The state also had to set up a variety of platforms for managing and delivering the test, Daniel L. Brown, the division supervisor for assessment for the Illinois state board of education, explained.
"Ultimately, in my position, I'd love to have two years to be able to build this system. It's not ideal to have to do it in six months because you introduce all sorts of risk," he said. "We tried to satisfy a requirement and at the same time build something for the future."
Some experts see Illinois as a cautionary tale. "They are trying to make use of assessments that were hastily assembled to try to align with the Next Generation Science Standards for which the evidence is lacking about how valid they are," said Pellegrino. "They had no money and no time. … The Illinois case illustrates the exact problem all states are going to have if they try to do this too quickly."
Brown said the first year of testing had some technology problems, but he thinks the test lined up with the three-dimensional nature of the standards. And this year, test administration has gone much more smoothly, he said. However, because of delays in the state budget, results for even the first year's test have yet to be seen.

# Your instructions
In the Illinois science testing text, swap "cautionary tale" for "warning sign" and give the part from "Some experts see" up to and including "to be seen.".

# Dataset excerpts
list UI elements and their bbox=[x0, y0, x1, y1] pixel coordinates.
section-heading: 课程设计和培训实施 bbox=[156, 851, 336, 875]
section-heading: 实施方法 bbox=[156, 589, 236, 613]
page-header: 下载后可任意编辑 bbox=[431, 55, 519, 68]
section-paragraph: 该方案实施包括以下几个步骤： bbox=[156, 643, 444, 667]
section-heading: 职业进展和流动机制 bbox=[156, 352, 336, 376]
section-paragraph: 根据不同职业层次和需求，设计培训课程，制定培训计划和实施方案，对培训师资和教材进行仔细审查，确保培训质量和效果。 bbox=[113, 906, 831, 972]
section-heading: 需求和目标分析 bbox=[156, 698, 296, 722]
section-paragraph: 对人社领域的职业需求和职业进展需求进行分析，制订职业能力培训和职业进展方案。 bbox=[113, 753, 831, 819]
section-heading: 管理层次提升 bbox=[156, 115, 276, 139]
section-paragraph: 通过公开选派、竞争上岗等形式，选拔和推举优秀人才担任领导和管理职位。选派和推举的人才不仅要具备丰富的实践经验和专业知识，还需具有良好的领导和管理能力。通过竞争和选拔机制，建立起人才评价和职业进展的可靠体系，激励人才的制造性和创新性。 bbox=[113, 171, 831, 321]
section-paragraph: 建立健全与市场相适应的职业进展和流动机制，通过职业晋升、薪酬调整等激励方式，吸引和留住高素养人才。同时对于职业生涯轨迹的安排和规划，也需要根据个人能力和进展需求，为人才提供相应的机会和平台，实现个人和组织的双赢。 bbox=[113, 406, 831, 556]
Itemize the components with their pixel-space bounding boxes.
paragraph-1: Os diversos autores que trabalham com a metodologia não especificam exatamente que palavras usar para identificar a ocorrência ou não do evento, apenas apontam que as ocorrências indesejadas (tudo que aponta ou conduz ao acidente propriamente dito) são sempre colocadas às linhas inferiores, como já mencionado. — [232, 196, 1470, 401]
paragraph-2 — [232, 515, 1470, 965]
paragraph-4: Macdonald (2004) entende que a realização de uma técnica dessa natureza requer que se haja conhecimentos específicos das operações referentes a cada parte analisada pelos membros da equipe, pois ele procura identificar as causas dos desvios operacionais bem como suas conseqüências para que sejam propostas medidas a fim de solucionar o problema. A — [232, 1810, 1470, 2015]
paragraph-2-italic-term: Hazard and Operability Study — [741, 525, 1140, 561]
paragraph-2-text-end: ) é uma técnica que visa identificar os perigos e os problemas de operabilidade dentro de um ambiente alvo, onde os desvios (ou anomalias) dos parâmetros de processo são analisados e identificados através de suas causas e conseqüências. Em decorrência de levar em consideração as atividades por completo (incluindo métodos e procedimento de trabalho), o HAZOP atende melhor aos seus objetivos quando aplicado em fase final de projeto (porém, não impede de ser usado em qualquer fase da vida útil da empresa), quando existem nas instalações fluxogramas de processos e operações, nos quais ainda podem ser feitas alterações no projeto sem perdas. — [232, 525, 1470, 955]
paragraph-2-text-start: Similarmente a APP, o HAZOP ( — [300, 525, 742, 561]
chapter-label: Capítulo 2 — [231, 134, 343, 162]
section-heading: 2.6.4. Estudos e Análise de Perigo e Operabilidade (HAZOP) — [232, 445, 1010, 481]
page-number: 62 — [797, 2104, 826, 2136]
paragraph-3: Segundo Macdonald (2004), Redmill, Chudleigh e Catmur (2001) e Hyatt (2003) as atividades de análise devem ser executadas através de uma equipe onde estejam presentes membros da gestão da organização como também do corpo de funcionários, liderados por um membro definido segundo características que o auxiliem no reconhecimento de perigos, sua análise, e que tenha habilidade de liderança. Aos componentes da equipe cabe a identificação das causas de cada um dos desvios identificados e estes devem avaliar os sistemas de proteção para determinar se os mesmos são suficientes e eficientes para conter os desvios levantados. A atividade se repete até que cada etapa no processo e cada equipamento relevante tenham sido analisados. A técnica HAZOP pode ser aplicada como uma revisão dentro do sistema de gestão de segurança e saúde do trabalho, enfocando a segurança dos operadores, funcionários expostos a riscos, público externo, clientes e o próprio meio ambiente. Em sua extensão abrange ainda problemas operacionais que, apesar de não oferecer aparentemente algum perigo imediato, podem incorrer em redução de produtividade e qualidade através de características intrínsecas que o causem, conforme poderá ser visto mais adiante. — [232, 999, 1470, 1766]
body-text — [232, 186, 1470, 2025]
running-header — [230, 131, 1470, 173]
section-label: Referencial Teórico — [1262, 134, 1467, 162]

# Result for this task
Some experts see Illinois as a warning sign. "They are trying to make use of assessments that were hastily assembled to try to align with the Next Generation Science Standards for which the evidence is lacking about how valid they are," said Pellegrino. "They had no money and no time. … The Illinois case illustrates the exact problem all states are going to have if they try to do this too quickly."
Brown said the first year of testing had some technology problems, but he thinks the test lined up with the three-dimensional nature of the standards. And this year, test administration has gone much more smoothly, he said. However, because of delays in the state budget, results for even the first year's test have yet to be seen.